_Goal_
Make an exact copy of all the entries, but do not reproduce the pictures.

## BEGIN Exercise inputs

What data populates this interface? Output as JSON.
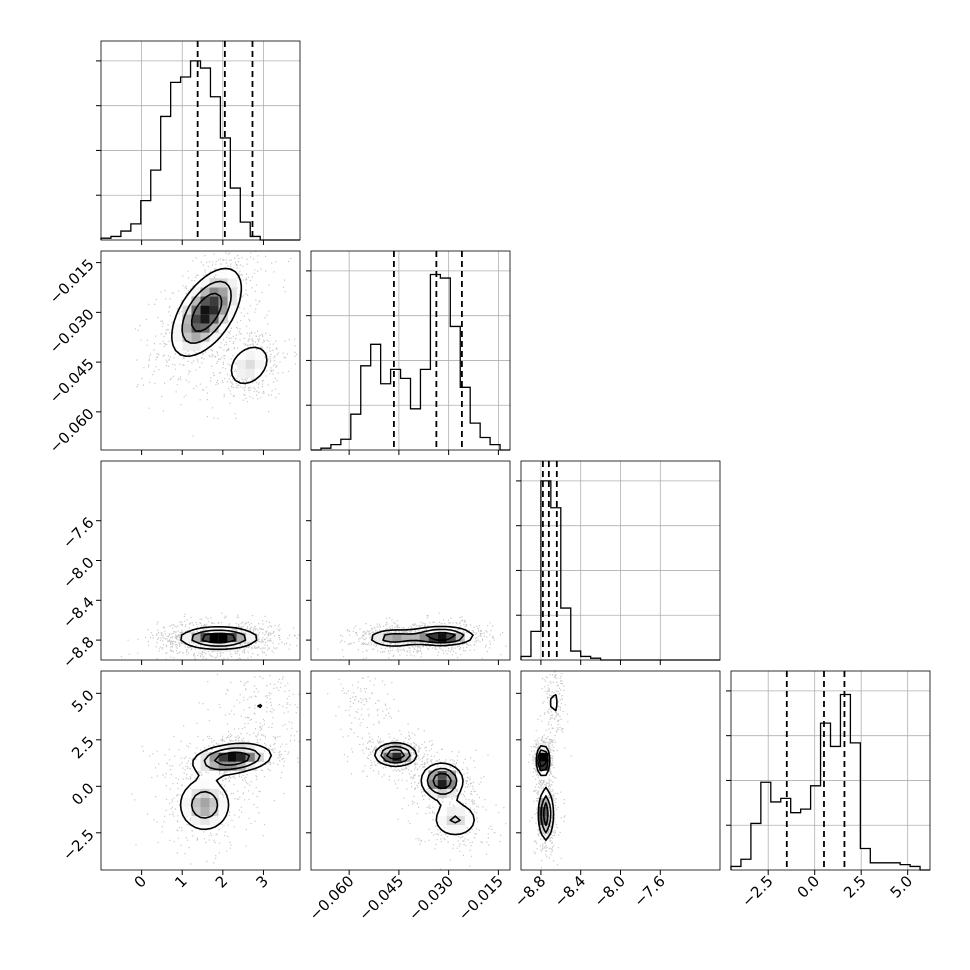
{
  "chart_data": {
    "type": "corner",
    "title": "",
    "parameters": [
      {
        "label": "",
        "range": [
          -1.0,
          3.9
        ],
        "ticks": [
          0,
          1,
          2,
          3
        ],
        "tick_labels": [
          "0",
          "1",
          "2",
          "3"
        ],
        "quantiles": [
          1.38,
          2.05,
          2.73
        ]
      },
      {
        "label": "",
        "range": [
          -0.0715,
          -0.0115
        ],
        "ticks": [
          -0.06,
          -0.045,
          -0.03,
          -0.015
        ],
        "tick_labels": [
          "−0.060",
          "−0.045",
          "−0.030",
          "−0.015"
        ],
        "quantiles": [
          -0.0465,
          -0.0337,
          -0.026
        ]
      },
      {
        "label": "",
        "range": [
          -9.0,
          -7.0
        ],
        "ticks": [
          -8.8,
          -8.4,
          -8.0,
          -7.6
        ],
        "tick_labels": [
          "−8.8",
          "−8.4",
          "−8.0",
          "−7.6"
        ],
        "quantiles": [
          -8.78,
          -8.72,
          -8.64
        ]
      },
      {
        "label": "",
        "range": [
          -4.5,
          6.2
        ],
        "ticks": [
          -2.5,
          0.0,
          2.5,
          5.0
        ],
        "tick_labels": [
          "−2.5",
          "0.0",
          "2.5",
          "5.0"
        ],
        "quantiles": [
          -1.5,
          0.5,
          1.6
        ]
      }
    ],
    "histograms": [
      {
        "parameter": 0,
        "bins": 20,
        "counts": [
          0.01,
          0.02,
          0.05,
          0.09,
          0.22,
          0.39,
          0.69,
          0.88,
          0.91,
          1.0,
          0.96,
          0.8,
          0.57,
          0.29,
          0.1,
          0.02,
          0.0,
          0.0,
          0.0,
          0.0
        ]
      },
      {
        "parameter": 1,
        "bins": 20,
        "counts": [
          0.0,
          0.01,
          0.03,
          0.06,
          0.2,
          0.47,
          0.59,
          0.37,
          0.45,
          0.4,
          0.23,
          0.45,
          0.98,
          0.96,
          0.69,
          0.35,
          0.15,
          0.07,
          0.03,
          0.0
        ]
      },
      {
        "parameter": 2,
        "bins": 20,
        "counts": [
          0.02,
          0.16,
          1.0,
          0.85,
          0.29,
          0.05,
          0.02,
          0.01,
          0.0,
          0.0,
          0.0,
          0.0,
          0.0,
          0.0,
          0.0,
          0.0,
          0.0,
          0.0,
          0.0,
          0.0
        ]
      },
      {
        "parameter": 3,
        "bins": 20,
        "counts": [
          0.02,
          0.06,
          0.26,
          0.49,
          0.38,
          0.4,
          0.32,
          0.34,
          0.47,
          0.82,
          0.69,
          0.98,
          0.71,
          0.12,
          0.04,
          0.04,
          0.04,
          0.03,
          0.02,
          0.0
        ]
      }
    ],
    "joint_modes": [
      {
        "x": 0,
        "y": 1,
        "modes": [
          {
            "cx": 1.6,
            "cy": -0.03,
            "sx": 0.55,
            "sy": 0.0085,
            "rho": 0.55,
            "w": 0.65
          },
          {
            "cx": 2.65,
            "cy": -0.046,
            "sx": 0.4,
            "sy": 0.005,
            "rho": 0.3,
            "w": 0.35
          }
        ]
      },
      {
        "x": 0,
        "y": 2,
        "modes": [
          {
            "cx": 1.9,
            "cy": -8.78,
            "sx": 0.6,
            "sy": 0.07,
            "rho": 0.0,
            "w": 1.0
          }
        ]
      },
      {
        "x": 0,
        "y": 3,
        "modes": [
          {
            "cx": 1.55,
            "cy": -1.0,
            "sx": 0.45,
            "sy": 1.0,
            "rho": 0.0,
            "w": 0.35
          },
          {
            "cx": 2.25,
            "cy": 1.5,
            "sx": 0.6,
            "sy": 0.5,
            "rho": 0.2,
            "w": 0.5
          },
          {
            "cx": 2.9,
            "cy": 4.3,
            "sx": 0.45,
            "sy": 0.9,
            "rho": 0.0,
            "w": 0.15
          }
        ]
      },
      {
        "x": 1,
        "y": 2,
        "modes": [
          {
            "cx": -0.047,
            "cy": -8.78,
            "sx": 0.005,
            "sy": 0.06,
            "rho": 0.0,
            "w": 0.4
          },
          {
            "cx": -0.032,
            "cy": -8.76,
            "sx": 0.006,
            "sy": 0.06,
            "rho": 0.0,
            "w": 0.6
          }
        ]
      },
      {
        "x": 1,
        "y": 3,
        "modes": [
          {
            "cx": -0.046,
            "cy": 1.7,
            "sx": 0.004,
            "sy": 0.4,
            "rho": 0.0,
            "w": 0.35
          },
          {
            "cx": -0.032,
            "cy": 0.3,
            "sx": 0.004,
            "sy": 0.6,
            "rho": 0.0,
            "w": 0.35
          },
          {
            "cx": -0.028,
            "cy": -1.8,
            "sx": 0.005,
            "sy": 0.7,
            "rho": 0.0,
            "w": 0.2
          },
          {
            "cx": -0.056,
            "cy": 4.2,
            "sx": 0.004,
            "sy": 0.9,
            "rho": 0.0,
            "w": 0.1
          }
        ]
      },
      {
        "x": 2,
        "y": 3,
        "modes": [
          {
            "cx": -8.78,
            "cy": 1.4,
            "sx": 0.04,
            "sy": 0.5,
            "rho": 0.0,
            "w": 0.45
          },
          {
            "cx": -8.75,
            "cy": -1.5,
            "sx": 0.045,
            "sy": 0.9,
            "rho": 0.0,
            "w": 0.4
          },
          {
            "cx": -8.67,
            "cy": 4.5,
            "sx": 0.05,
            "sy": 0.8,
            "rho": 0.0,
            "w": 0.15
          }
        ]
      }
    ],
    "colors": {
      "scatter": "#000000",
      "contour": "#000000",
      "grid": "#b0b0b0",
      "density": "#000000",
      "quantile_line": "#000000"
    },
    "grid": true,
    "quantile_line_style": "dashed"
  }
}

## END Exercise inputs

_Exercise result_
What data populates this interface? Output as JSON.
{
  "chart_data": {
    "type": "corner",
    "title": "",
    "parameters": [
      {
        "label": "",
        "range": [
          -1.0,
          3.9
        ],
        "ticks": [
          0,
          1,
          2,
          3
        ],
        "tick_labels": [
          "0",
          "1",
          "2",
          "3"
        ],
        "quantiles": [
          1.38,
          2.05,
          2.73
        ]
      },
      {
        "label": "",
        "range": [
          -0.0715,
          -0.0115
        ],
        "ticks": [
          -0.06,
          -0.045,
          -0.03,
          -0.015
        ],
        "tick_labels": [
          "−0.060",
          "−0.045",
          "−0.030",
          "−0.015"
        ],
        "quantiles": [
          -0.0465,
          -0.0337,
          -0.026
        ]
      },
      {
        "label": "",
        "range": [
          -9.0,
          -7.0
        ],
        "ticks": [
          -8.8,
          -8.4,
          -8.0,
          -7.6
        ],
        "tick_labels": [
          "−8.8",
          "−8.4",
          "−8.0",
          "−7.6"
        ],
        "quantiles": [
          -8.78,
          -8.72,
          -8.64
        ]
      },
      {
        "label": "",
        "range": [
          -4.5,
          6.2
        ],
        "ticks": [
          -2.5,
          0.0,
          2.5,
          5.0
        ],
        "tick_labels": [
          "−2.5",
          "0.0",
          "2.5",
          "5.0"
        ],
        "quantiles": [
          -1.5,
          0.5,
          1.6
        ]
      }
    ],
    "histograms": [
      {
        "parameter": 0,
        "bins": 20,
        "counts": [
          0.01,
          0.02,
          0.05,
          0.09,
          0.22,
          0.39,
          0.69,
          0.88,
          0.91,
          1.0,
          0.96,
          0.8,
          0.57,
          0.29,
          0.1,
          0.02,
          0.0,
          0.0,
          0.0,
          0.0
        ]
      },
      {
        "parameter": 1,
        "bins": 20,
        "counts": [
          0.0,
          0.01,
          0.03,
          0.06,
          0.2,
          0.47,
          0.59,
          0.37,
          0.45,
          0.4,
          0.23,
          0.45,
          0.98,
          0.96,
          0.69,
          0.35,
          0.15,
          0.07,
          0.03,
          0.0
        ]
      },
      {
        "parameter": 2,
        "bins": 20,
        "counts": [
          0.02,
          0.16,
          1.0,
          0.85,
          0.29,
          0.05,
          0.02,
          0.01,
          0.0,
          0.0,
          0.0,
          0.0,
          0.0,
          0.0,
          0.0,
          0.0,
          0.0,
          0.0,
          0.0,
          0.0
        ]
      },
      {
        "parameter": 3,
        "bins": 20,
        "counts": [
          0.02,
          0.06,
          0.26,
          0.49,
          0.38,
          0.4,
          0.32,
          0.34,
          0.47,
          0.82,
          0.69,
          0.98,
          0.71,
          0.12,
          0.04,
          0.04,
          0.04,
          0.03,
          0.02,
          0.0
        ]
      }
    ],
    "joint_modes": [
      {
        "x": 0,
        "y": 1,
        "modes": [
          {
            "cx": 1.6,
            "cy": -0.03,
            "sx": 0.55,
            "sy": 0.0085,
            "rho": 0.55,
            "w": 0.65
          },
          {
            "cx": 2.65,
            "cy": -0.046,
            "sx": 0.4,
            "sy": 0.005,
            "rho": 0.3,
            "w": 0.35
          }
        ]
      },
      {
        "x": 0,
        "y": 2,
        "modes": [
          {
            "cx": 1.9,
            "cy": -8.78,
            "sx": 0.6,
            "sy": 0.07,
            "rho": 0.0,
            "w": 1.0
          }
        ]
      },
      {
        "x": 0,
        "y": 3,
        "modes": [
          {
            "cx": 1.55,
            "cy": -1.0,
            "sx": 0.45,
            "sy": 1.0,
            "rho": 0.0,
            "w": 0.35
          },
          {
            "cx": 2.25,
            "cy": 1.5,
            "sx": 0.6,
            "sy": 0.5,
            "rho": 0.2,
            "w": 0.5
          },
          {
            "cx": 2.9,
            "cy": 4.3,
            "sx": 0.45,
            "sy": 0.9,
            "rho": 0.0,
            "w": 0.15
          }
        ]
      },
      {
        "x": 1,
        "y": 2,
        "modes": [
          {
            "cx": -0.047,
            "cy": -8.78,
            "sx": 0.005,
            "sy": 0.06,
            "rho": 0.0,
            "w": 0.4
          },
          {
            "cx": -0.032,
            "cy": -8.76,
            "sx": 0.006,
            "sy": 0.06,
            "rho": 0.0,
            "w": 0.6
          }
        ]
      },
      {
        "x": 1,
        "y": 3,
        "modes": [
          {
            "cx": -0.046,
            "cy": 1.7,
            "sx": 0.004,
            "sy": 0.4,
            "rho": 0.0,
            "w": 0.35
          },
          {
            "cx": -0.032,
            "cy": 0.3,
            "sx": 0.004,
            "sy": 0.6,
            "rho": 0.0,
            "w": 0.35
          },
          {
            "cx": -0.028,
            "cy": -1.8,
            "sx": 0.005,
            "sy": 0.7,
            "rho": 0.0,
            "w": 0.2
          },
          {
            "cx": -0.056,
            "cy": 4.2,
            "sx": 0.004,
            "sy": 0.9,
            "rho": 0.0,
            "w": 0.1
          }
        ]
      },
      {
        "x": 2,
        "y": 3,
        "modes": [
          {
            "cx": -8.78,
            "cy": 1.4,
            "sx": 0.04,
            "sy": 0.5,
            "rho": 0.0,
            "w": 0.45
          },
          {
            "cx": -8.75,
            "cy": -1.5,
            "sx": 0.045,
            "sy": 0.9,
            "rho": 0.0,
            "w": 0.4
          },
          {
            "cx": -8.67,
            "cy": 4.5,
            "sx": 0.05,
            "sy": 0.8,
            "rho": 0.0,
            "w": 0.15
          }
        ]
      }
    ],
    "colors": {
      "scatter": "#000000",
      "contour": "#000000",
      "grid": "#b0b0b0",
      "density": "#000000",
      "quantile_line": "#000000"
    },
    "grid": true,
    "quantile_line_style": "dashed"
  }
}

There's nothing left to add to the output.